▸ What is required: Report each line of the data that includes the word "size".

▸ Exercise material:
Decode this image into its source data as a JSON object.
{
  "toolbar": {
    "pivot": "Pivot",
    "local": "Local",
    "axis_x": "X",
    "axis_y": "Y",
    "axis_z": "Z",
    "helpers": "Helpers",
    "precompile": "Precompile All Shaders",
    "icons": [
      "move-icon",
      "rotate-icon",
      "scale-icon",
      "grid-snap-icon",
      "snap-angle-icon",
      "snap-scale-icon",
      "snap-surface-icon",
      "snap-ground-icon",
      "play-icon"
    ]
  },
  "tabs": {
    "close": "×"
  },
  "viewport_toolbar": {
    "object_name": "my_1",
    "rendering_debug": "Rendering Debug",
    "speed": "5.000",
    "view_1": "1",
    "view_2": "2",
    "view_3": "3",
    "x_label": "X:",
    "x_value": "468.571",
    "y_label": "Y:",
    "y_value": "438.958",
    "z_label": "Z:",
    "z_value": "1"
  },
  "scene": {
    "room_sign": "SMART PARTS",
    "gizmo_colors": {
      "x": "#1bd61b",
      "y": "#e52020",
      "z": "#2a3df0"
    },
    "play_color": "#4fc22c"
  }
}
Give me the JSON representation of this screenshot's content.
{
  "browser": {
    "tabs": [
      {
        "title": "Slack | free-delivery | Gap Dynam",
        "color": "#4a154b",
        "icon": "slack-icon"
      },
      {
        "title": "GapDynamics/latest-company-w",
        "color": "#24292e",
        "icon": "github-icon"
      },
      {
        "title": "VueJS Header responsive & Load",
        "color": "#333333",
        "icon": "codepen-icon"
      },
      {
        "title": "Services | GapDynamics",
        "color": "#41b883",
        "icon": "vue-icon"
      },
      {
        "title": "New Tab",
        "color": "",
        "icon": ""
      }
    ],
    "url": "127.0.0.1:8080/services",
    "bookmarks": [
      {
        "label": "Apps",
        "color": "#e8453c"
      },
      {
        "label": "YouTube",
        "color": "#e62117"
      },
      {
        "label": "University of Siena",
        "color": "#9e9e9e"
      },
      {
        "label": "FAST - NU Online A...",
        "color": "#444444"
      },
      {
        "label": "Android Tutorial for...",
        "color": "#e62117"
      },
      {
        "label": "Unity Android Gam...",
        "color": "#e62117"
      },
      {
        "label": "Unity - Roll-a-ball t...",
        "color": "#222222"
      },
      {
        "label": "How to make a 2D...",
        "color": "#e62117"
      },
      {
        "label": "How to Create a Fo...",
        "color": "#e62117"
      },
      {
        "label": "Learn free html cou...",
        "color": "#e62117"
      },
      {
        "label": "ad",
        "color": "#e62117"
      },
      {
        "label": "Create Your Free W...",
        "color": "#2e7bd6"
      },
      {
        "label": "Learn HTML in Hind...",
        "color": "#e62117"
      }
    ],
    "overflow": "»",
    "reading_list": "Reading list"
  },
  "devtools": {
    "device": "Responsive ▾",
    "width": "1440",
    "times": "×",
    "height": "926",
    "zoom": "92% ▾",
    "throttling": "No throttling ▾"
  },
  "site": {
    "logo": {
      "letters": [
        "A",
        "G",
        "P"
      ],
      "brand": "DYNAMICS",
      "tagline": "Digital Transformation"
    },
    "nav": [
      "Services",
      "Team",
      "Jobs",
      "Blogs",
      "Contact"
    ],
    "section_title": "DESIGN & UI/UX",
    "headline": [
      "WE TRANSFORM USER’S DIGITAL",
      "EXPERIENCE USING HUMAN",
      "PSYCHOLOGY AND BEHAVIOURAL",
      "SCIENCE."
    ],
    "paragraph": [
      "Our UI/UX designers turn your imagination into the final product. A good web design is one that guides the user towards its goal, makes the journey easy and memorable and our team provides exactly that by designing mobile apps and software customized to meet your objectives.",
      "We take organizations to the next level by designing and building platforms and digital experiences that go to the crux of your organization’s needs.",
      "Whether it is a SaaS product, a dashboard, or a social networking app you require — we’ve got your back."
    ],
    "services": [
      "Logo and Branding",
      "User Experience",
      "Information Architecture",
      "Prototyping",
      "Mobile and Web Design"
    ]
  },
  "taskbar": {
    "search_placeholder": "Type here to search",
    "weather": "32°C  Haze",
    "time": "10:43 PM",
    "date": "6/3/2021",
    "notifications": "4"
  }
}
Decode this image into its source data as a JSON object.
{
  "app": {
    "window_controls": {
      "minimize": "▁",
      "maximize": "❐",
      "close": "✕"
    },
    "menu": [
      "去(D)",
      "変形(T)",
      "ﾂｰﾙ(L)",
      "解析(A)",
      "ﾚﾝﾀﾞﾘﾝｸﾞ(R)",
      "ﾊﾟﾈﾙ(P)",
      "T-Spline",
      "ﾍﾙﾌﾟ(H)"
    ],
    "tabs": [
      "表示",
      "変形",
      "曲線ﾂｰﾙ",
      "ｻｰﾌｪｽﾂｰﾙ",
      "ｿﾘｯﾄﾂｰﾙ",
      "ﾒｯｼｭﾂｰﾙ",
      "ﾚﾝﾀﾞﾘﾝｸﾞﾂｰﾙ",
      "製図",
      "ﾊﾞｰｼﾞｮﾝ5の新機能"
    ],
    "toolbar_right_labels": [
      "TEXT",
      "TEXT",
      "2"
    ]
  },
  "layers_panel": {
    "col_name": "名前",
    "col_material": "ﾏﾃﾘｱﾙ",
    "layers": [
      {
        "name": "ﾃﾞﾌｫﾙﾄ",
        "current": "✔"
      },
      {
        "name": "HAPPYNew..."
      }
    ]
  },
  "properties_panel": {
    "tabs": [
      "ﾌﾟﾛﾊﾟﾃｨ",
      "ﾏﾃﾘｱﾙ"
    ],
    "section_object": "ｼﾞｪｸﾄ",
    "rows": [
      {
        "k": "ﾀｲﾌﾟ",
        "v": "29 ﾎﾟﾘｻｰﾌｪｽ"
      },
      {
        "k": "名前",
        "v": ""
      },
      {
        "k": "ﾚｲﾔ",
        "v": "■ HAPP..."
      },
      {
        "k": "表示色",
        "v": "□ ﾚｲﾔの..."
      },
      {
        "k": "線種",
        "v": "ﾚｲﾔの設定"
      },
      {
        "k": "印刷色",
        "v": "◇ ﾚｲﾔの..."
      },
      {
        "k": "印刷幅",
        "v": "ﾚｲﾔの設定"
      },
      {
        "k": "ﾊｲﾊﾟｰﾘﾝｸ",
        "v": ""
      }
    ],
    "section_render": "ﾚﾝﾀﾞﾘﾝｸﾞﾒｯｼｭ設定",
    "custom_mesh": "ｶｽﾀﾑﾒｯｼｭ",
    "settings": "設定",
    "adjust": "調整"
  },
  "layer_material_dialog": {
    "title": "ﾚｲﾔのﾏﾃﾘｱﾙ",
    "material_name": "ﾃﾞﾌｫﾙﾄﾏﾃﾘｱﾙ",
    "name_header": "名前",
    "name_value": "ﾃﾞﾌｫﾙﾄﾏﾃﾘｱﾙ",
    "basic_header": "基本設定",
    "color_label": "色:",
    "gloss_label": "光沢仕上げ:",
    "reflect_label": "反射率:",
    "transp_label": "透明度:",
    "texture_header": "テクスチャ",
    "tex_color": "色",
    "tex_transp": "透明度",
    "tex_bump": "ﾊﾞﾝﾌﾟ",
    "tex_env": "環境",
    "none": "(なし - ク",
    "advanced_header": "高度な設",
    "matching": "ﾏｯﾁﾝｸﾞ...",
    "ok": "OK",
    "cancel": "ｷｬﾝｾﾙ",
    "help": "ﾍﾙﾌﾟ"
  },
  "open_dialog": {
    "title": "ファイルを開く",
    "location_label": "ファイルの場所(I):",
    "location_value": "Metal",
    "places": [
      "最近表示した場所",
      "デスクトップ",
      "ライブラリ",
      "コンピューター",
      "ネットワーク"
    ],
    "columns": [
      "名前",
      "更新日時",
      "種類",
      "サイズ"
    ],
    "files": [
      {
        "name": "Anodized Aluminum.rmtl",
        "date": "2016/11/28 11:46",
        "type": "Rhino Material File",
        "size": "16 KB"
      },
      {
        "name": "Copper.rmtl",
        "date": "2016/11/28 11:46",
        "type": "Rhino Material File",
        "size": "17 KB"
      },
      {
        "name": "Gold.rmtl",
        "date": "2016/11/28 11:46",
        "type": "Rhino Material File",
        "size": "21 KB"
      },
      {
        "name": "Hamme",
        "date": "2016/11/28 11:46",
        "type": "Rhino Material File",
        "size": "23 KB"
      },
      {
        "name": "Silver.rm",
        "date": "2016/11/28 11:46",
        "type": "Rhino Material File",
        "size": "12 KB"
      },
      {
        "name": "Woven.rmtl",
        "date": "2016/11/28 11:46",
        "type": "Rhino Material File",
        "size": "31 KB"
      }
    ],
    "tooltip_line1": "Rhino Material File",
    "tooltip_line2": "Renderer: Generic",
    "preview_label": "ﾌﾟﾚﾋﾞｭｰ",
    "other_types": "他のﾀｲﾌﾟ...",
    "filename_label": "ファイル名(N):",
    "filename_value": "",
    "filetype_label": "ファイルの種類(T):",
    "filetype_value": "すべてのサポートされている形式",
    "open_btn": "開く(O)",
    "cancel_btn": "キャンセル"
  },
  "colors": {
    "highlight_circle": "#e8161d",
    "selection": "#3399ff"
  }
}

▸ Completed exercise:
        "size": "16 KB"
        "size": "17 KB"
        "size": "21 KB"
        "size": "23 KB"
        "size": "12 KB"
        "size": "31 KB"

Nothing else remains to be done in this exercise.